▶ [PROBLEM DESCRIPTION] Within the listing below, locate all lines containing the word "dinner". Copy each one.

▶ [STORED RECORDS]
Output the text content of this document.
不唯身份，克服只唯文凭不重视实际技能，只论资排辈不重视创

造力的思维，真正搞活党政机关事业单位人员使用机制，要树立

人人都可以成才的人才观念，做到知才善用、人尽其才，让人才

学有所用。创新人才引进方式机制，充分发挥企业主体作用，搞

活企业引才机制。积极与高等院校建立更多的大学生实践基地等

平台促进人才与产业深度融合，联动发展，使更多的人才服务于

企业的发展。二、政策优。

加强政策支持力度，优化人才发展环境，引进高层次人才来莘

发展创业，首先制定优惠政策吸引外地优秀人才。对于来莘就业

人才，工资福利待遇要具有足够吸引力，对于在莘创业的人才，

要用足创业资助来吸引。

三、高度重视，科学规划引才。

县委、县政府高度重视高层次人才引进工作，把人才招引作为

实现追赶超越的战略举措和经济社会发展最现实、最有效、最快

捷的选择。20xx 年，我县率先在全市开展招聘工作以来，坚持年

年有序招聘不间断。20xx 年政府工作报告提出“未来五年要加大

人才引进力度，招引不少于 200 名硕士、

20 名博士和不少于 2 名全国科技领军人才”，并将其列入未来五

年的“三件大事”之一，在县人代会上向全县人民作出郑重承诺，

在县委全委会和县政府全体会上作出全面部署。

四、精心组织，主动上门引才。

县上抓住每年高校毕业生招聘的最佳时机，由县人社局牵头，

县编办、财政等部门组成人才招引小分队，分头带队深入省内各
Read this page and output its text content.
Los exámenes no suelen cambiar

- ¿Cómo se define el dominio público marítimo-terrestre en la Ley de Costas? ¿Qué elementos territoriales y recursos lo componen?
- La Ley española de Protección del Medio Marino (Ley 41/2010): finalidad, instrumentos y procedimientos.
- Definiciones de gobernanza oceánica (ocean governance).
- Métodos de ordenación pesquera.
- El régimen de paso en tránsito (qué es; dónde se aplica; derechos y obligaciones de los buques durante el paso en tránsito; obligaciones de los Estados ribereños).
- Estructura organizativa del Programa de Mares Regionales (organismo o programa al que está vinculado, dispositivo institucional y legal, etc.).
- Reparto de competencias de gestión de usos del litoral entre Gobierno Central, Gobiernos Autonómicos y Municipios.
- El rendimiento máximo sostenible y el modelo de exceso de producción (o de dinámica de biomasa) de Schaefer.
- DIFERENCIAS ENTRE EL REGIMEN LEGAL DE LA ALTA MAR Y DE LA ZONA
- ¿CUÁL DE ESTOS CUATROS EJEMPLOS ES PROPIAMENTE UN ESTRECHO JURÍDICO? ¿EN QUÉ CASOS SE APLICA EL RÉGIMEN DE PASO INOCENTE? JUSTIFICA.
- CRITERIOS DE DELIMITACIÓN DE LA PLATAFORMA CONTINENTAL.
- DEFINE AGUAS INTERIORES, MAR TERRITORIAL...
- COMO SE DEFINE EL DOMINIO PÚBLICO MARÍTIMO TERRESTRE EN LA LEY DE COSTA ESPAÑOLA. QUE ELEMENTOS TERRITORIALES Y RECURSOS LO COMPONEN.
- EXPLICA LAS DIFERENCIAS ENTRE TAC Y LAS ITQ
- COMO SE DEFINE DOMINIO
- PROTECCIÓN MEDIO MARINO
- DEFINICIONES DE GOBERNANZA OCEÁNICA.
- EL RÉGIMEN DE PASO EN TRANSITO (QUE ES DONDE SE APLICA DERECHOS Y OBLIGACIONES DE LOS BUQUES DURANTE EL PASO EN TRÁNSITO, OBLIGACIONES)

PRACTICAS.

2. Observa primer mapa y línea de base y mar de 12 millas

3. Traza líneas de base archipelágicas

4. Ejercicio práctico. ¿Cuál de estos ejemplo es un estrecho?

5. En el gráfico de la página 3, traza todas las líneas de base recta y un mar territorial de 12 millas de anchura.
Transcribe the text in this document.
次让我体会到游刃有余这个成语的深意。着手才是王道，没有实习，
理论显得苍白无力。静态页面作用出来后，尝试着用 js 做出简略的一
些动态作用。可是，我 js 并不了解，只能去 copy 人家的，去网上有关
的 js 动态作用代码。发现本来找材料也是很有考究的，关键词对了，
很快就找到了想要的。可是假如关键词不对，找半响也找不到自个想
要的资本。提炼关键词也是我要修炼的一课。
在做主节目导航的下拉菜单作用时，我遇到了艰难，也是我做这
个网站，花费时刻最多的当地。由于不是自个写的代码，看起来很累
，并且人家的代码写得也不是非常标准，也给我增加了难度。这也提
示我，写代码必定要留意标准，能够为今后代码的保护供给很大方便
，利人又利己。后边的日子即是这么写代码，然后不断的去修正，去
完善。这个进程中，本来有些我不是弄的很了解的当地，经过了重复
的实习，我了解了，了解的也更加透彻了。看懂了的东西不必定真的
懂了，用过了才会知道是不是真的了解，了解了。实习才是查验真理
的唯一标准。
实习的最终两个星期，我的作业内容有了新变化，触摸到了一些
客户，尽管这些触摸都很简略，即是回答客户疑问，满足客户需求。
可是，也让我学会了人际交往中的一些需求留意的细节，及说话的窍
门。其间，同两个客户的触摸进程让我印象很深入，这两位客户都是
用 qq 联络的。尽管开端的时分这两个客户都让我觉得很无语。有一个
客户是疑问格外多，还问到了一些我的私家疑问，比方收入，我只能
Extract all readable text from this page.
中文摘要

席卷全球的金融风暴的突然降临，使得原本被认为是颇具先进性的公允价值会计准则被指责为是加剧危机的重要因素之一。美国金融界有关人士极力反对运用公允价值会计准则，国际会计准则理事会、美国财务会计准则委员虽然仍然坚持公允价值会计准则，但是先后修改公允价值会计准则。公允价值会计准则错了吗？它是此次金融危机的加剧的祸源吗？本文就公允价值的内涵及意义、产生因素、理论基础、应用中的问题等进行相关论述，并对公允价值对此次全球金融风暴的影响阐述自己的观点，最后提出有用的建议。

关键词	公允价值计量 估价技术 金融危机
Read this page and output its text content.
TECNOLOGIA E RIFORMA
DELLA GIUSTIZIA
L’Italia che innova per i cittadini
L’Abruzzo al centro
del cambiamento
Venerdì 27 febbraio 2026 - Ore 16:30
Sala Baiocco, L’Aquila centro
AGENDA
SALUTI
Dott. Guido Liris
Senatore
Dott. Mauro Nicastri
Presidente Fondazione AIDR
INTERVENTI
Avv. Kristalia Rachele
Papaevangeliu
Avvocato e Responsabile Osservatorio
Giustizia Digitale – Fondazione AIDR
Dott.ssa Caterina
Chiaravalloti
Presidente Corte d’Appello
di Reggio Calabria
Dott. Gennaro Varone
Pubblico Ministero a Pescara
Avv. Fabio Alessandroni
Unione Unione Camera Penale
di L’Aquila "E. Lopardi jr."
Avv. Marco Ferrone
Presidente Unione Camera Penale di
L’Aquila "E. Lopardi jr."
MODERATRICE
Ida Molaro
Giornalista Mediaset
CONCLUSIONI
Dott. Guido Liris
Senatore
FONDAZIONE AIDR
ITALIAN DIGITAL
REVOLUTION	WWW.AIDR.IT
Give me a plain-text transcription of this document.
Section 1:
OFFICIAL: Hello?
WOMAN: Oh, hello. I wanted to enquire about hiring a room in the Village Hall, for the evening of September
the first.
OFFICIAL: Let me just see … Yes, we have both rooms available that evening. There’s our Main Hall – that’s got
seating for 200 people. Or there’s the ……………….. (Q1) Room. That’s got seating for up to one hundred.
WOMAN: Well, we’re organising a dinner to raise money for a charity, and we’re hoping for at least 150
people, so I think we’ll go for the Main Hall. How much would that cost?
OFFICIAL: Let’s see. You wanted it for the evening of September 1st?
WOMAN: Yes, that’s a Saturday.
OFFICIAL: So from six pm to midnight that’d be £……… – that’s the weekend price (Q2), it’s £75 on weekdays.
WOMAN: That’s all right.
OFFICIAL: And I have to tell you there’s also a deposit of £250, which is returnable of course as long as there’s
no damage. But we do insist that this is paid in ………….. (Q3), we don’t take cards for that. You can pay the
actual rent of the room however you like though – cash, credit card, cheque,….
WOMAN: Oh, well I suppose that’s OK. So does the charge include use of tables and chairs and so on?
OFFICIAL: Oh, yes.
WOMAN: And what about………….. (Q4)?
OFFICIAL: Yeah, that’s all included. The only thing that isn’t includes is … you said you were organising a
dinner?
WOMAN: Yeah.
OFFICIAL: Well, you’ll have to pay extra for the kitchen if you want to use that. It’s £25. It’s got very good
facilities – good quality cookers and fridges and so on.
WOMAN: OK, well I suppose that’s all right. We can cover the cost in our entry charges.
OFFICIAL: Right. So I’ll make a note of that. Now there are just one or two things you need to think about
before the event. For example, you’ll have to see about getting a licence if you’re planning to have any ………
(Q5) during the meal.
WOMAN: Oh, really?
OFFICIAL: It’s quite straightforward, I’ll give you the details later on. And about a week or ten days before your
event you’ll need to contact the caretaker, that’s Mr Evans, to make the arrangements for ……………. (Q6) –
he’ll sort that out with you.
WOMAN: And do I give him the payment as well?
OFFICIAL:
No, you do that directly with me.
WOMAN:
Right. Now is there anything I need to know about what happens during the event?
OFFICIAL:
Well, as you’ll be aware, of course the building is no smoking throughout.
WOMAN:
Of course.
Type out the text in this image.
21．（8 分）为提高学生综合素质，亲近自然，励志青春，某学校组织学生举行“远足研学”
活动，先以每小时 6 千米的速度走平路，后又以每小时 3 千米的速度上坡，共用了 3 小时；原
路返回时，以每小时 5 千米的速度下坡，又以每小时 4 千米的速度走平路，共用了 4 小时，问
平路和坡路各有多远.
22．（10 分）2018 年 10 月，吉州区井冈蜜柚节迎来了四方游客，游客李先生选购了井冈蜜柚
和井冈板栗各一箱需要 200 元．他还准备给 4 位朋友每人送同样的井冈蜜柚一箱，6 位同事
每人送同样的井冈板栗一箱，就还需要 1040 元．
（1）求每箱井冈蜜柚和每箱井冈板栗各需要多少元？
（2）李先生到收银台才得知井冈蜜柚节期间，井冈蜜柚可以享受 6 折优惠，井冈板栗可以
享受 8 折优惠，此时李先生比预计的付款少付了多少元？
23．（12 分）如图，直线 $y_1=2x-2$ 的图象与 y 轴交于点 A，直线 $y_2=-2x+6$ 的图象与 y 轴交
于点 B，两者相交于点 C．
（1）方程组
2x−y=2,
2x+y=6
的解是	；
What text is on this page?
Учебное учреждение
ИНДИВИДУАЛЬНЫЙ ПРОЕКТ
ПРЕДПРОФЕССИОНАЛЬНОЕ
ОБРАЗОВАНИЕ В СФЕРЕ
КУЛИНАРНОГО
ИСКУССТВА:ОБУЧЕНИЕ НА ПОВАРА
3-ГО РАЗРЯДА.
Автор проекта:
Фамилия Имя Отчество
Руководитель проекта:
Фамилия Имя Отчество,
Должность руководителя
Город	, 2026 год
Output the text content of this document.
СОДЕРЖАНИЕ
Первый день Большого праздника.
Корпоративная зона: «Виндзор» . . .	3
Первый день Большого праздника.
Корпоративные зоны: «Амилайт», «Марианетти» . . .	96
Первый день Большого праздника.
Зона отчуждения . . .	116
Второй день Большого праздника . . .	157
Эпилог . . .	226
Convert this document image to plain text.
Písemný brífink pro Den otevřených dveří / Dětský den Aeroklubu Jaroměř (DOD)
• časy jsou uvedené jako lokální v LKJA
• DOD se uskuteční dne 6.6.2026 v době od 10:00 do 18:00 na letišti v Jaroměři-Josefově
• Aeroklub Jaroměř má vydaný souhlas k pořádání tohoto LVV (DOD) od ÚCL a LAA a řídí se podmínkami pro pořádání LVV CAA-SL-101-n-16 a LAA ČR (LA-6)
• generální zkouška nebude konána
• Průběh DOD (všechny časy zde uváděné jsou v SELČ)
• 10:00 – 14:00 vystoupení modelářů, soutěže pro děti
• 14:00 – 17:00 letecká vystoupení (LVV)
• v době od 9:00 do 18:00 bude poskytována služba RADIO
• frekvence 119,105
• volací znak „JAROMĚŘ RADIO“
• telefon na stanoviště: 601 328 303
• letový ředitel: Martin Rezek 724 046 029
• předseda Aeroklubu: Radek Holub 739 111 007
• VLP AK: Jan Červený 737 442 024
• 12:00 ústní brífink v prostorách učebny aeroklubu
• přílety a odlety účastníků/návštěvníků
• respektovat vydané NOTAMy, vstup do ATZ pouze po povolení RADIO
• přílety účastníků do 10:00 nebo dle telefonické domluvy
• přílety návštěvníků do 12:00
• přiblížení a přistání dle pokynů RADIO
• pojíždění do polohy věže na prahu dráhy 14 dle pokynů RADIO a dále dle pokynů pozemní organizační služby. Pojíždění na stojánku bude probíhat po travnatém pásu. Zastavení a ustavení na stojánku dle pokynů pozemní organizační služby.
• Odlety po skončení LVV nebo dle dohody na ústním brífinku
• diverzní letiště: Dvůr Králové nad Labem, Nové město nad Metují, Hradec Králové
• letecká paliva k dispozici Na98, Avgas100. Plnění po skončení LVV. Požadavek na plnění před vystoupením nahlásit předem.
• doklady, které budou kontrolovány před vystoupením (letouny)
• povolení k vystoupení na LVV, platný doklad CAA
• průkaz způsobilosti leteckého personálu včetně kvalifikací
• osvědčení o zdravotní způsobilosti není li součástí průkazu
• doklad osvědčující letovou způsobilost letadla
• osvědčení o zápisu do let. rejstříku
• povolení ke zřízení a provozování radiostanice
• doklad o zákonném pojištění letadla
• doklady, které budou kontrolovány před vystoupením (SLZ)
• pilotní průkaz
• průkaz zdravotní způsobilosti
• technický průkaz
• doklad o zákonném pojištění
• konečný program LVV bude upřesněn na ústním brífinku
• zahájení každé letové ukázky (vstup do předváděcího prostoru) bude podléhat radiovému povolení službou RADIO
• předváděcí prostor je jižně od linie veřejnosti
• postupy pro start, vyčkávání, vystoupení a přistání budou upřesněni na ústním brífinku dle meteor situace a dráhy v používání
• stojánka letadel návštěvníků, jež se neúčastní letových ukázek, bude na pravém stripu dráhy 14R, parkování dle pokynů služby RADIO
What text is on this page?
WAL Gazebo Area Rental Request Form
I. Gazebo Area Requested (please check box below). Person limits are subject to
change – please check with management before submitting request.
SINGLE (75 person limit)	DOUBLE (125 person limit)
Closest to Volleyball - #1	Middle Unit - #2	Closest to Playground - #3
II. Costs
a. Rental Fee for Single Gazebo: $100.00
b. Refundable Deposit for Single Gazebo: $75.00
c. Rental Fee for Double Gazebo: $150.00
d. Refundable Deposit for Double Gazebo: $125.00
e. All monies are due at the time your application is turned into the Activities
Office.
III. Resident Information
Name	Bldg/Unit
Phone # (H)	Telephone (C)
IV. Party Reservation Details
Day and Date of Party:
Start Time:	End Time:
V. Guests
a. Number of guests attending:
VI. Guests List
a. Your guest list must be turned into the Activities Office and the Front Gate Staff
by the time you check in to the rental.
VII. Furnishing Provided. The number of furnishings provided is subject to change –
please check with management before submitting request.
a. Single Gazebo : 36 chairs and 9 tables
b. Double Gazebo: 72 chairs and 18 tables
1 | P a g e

▶ [ANSWER]
WOMAN: Well, we’re organising a dinner to raise money for a charity, and we’re hoping for at least 150
dinner?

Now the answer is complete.